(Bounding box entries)

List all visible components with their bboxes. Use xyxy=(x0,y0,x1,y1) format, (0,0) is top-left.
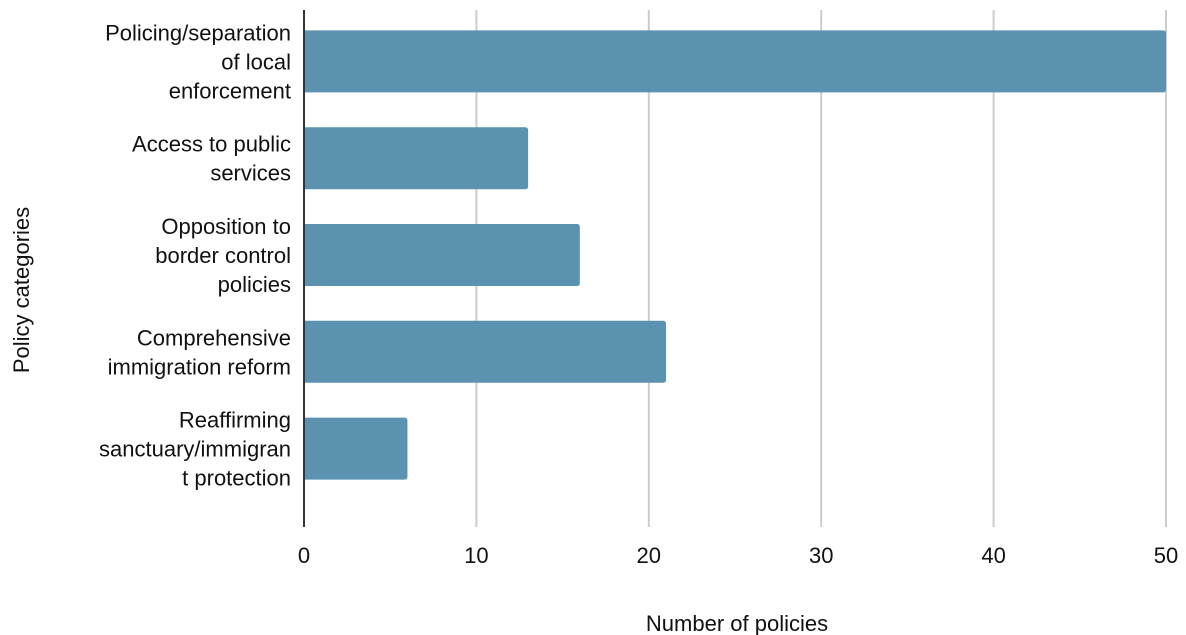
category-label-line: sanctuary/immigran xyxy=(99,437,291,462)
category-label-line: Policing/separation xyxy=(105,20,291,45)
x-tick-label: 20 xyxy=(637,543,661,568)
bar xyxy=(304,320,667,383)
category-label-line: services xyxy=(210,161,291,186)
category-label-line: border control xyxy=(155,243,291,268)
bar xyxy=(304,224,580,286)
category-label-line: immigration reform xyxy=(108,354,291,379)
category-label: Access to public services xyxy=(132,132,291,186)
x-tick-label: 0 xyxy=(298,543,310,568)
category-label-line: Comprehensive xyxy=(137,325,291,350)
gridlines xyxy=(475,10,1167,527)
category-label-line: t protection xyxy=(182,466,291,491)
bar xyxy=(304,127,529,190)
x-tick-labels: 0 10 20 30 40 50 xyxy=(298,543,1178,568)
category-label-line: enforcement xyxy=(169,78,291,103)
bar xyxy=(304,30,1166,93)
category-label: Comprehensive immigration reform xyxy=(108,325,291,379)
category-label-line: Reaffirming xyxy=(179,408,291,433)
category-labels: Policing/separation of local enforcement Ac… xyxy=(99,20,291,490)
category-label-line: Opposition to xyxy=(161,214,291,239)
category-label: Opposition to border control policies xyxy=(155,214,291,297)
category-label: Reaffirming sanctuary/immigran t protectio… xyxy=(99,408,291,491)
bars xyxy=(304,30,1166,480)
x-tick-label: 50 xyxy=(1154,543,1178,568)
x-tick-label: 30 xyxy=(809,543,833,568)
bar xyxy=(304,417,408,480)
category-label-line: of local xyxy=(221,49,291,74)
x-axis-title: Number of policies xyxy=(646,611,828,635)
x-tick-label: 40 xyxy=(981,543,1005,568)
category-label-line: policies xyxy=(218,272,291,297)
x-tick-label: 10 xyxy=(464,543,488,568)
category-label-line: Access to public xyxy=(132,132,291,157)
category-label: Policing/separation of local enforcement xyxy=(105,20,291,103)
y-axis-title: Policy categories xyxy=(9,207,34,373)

#### Requirement:
Please present every line of the records above as a Markdown table with the columns "No." and "Line", numbering the rows in order and skipping blank lines. Leave out the pictures.

#### Solution to the exercise:
| No. | Line |
|---|---|
| 1 | List all visible components with their bboxes. Use xyxy=(x0,y0,x1,y1) format, (0,0) is top-left. |
| 2 | category-label-line: sanctuary/immigran xyxy=(99,437,291,462) |
| 3 | category-label-line: Policing/separation xyxy=(105,20,291,45) |
| 4 | x-tick-label: 20 xyxy=(637,543,661,568) |
| 5 | bar xyxy=(304,320,667,383) |
| 6 | category-label-line: services xyxy=(210,161,291,186) |
| 7 | category-label-line: border control xyxy=(155,243,291,268) |
| 8 | bar xyxy=(304,224,580,286) |
| 9 | category-label-line: immigration reform xyxy=(108,354,291,379) |
| 10 | category-label: Access to public services xyxy=(132,132,291,186) |
| 11 | x-tick-label: 0 xyxy=(298,543,310,568) |
| 12 | category-label-line: Comprehensive xyxy=(137,325,291,350) |
| 13 | gridlines xyxy=(475,10,1167,527) |
| 14 | category-label-line: t protection xyxy=(182,466,291,491) |
| 15 | bar xyxy=(304,127,529,190) |
| 16 | x-tick-labels: 0 10 20 30 40 50 xyxy=(298,543,1178,568) |
| 17 | category-label-line: enforcement xyxy=(169,78,291,103) |
| 18 | bar xyxy=(304,30,1166,93) |
| 19 | category-label: Comprehensive immigration reform xyxy=(108,325,291,379) |
| 20 | category-label-line: Reaffirming xyxy=(179,408,291,433) |
| 21 | category-labels: Policing/separation of local enforcement Ac… xyxy=(99,20,291,490) |
| 22 | category-label-line: Opposition to xyxy=(161,214,291,239) |
| 23 | category-label: Opposition to border control policies xyxy=(155,214,291,297) |
| 24 | category-label: Reaffirming sanctuary/immigran t protectio… xyxy=(99,408,291,491) |
| 25 | bars xyxy=(304,30,1166,480) |
| 26 | x-tick-label: 50 xyxy=(1154,543,1178,568) |
| 27 | x-tick-label: 30 xyxy=(809,543,833,568) |
| 28 | bar xyxy=(304,417,408,480) |
| 29 | category-label-line: of local xyxy=(221,49,291,74) |
| 30 | x-axis-title: Number of policies xyxy=(646,611,828,635) |
| 31 | x-tick-label: 40 xyxy=(981,543,1005,568) |
| 32 | category-label-line: policies xyxy=(218,272,291,297) |
| 33 | x-tick-label: 10 xyxy=(464,543,488,568) |
| 34 | category-label-line: Access to public xyxy=(132,132,291,157) |
| 35 | category-label: Policing/separation of local enforcement xyxy=(105,20,291,103) |
| 36 | y-axis-title: Policy categories xyxy=(9,207,34,373) |